## JOB
Every entry here needs to be repeated exactly.

## INFORMATION GIVEN
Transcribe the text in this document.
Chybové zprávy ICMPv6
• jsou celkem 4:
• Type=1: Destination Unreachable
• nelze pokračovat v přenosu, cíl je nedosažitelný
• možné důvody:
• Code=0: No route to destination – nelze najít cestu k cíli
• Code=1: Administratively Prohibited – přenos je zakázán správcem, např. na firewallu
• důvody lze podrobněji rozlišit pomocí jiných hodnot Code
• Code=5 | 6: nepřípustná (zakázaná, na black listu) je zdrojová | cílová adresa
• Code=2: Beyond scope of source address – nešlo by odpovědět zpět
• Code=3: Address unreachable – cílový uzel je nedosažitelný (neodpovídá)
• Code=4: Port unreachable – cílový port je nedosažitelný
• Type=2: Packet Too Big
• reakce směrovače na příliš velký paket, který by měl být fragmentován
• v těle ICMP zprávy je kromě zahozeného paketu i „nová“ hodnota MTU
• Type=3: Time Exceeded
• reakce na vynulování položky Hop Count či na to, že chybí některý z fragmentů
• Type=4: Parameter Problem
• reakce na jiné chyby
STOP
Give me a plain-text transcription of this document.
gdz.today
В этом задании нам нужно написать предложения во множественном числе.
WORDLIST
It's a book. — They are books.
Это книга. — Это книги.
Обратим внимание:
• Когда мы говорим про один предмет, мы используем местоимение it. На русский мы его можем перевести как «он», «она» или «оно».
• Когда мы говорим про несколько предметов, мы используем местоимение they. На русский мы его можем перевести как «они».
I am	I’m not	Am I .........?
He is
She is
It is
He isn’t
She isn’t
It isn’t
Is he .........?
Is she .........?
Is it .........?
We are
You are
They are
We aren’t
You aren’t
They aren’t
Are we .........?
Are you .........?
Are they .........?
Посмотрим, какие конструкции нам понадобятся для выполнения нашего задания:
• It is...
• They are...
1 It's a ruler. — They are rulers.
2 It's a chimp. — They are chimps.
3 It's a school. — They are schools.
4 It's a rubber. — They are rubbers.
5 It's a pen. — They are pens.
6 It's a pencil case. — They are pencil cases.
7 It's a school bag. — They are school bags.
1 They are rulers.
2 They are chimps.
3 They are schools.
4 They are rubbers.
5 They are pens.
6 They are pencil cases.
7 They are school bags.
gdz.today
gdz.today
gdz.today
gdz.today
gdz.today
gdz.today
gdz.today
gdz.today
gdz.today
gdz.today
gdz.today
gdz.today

## FULL SOLUTION
Transcribe the text in this document.
Chybové zprávy ICMPv6
• jsou celkem 4:
• Type=1: Destination Unreachable
• nelze pokračovat v přenosu, cíl je nedosažitelný
• možné důvody:
• Code=0: No route to destination – nelze najít cestu k cíli
• Code=1: Administratively Prohibited – přenos je zakázán správcem, např. na firewallu
• důvody lze podrobněji rozlišit pomocí jiných hodnot Code
• Code=5 | 6: nepřípustná (zakázaná, na black listu) je zdrojová | cílová adresa
• Code=2: Beyond scope of source address – nešlo by odpovědět zpět
• Code=3: Address unreachable – cílový uzel je nedosažitelný (neodpovídá)
• Code=4: Port unreachable – cílový port je nedosažitelný
• Type=2: Packet Too Big
• reakce směrovače na příliš velký paket, který by měl být fragmentován
• v těle ICMP zprávy je kromě zahozeného paketu i „nová“ hodnota MTU
• Type=3: Time Exceeded
• reakce na vynulování položky Hop Count či na to, že chybí některý z fragmentů
• Type=4: Parameter Problem
• reakce na jiné chyby
STOP
Give me a plain-text transcription of this document.
gdz.today
В этом задании нам нужно написать предложения во множественном числе.
WORDLIST
It's a book. — They are books.
Это книга. — Это книги.
Обратим внимание:
• Когда мы говорим про один предмет, мы используем местоимение it. На русский мы его можем перевести как «он», «она» или «оно».
• Когда мы говорим про несколько предметов, мы используем местоимение they. На русский мы его можем перевести как «они».
I am	I’m not	Am I .........?
He is
She is
It is
He isn’t
She isn’t
It isn’t
Is he .........?
Is she .........?
Is it .........?
We are
You are
They are
We aren’t
You aren’t
They aren’t
Are we .........?
Are you .........?
Are they .........?
Посмотрим, какие конструкции нам понадобятся для выполнения нашего задания:
• It is...
• They are...
1 It's a ruler. — They are rulers.
2 It's a chimp. — They are chimps.
3 It's a school. — They are schools.
4 It's a rubber. — They are rubbers.
5 It's a pen. — They are pens.
6 It's a pencil case. — They are pencil cases.
7 It's a school bag. — They are school bags.
1 They are rulers.
2 They are chimps.
3 They are schools.
4 They are rubbers.
5 They are pens.
6 They are pencil cases.
7 They are school bags.
gdz.today
gdz.today
gdz.today
gdz.today
gdz.today
gdz.today
gdz.today
gdz.today
gdz.today
gdz.today
gdz.today
gdz.today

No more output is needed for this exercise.